(Dataset excerpt)
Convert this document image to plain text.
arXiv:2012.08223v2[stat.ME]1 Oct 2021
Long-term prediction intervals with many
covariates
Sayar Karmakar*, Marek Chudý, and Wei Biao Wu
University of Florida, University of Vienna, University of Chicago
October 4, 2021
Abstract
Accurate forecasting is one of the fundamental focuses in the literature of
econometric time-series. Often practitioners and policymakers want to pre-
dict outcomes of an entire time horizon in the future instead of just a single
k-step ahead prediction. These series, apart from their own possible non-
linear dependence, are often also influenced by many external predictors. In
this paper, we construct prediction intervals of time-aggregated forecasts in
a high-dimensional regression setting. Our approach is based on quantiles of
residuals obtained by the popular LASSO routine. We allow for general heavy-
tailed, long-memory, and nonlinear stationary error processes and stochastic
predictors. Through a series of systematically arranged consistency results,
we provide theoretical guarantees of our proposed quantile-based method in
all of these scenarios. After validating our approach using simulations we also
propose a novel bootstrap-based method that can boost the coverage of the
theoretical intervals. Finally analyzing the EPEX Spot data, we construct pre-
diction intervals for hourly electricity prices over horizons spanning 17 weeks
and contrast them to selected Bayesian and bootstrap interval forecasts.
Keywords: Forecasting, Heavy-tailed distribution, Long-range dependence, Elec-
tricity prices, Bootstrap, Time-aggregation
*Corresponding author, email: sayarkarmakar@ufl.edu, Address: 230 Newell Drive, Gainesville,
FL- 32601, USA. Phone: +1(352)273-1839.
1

• GIVEN EXERCISE: State, as a bare number, how many lines of the listing hold the word "forecasts".

• ANSWER TO THIS PROBLEM: 2